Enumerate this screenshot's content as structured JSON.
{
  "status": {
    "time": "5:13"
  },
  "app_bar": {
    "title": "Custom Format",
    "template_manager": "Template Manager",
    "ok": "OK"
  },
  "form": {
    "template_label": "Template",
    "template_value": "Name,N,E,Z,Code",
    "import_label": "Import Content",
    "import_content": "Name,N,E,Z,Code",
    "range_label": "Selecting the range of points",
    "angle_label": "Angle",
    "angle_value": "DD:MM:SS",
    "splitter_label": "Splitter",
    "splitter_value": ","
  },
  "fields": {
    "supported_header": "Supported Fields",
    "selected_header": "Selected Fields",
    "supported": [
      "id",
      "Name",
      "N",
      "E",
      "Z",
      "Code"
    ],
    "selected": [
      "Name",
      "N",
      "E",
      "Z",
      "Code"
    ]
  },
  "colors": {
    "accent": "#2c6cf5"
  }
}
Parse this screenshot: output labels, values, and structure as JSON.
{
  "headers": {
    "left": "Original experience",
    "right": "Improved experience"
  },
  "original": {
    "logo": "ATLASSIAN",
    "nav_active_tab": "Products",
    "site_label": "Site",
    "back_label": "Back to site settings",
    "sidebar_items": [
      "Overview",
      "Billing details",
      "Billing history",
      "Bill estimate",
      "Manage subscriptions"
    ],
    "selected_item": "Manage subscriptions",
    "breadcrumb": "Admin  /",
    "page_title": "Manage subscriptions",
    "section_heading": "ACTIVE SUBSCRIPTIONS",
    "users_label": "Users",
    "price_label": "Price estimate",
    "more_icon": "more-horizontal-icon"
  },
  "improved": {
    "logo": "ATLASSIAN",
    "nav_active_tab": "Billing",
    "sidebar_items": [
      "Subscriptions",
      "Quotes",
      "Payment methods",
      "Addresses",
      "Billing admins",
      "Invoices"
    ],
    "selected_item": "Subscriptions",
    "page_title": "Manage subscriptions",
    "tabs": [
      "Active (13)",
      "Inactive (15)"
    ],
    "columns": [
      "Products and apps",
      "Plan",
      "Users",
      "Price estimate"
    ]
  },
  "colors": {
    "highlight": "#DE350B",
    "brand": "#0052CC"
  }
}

> **Description of the task**: Reproduce the records above exactly, starting with the line that contains "Parse this screenshot: output" and ending with the last line.

> **Problem solution**:
Parse this screenshot: output labels, values, and structure as JSON.
{
  "headers": {
    "left": "Original experience",
    "right": "Improved experience"
  },
  "original": {
    "logo": "ATLASSIAN",
    "nav_active_tab": "Products",
    "site_label": "Site",
    "back_label": "Back to site settings",
    "sidebar_items": [
      "Overview",
      "Billing details",
      "Billing history",
      "Bill estimate",
      "Manage subscriptions"
    ],
    "selected_item": "Manage subscriptions",
    "breadcrumb": "Admin  /",
    "page_title": "Manage subscriptions",
    "section_heading": "ACTIVE SUBSCRIPTIONS",
    "users_label": "Users",
    "price_label": "Price estimate",
    "more_icon": "more-horizontal-icon"
  },
  "improved": {
    "logo": "ATLASSIAN",
    "nav_active_tab": "Billing",
    "sidebar_items": [
      "Subscriptions",
      "Quotes",
      "Payment methods",
      "Addresses",
      "Billing admins",
      "Invoices"
    ],
    "selected_item": "Subscriptions",
    "page_title": "Manage subscriptions",
    "tabs": [
      "Active (13)",
      "Inactive (15)"
    ],
    "columns": [
      "Products and apps",
      "Plan",
      "Users",
      "Price estimate"
    ]
  },
  "colors": {
    "highlight": "#DE350B",
    "brand": "#0052CC"
  }
}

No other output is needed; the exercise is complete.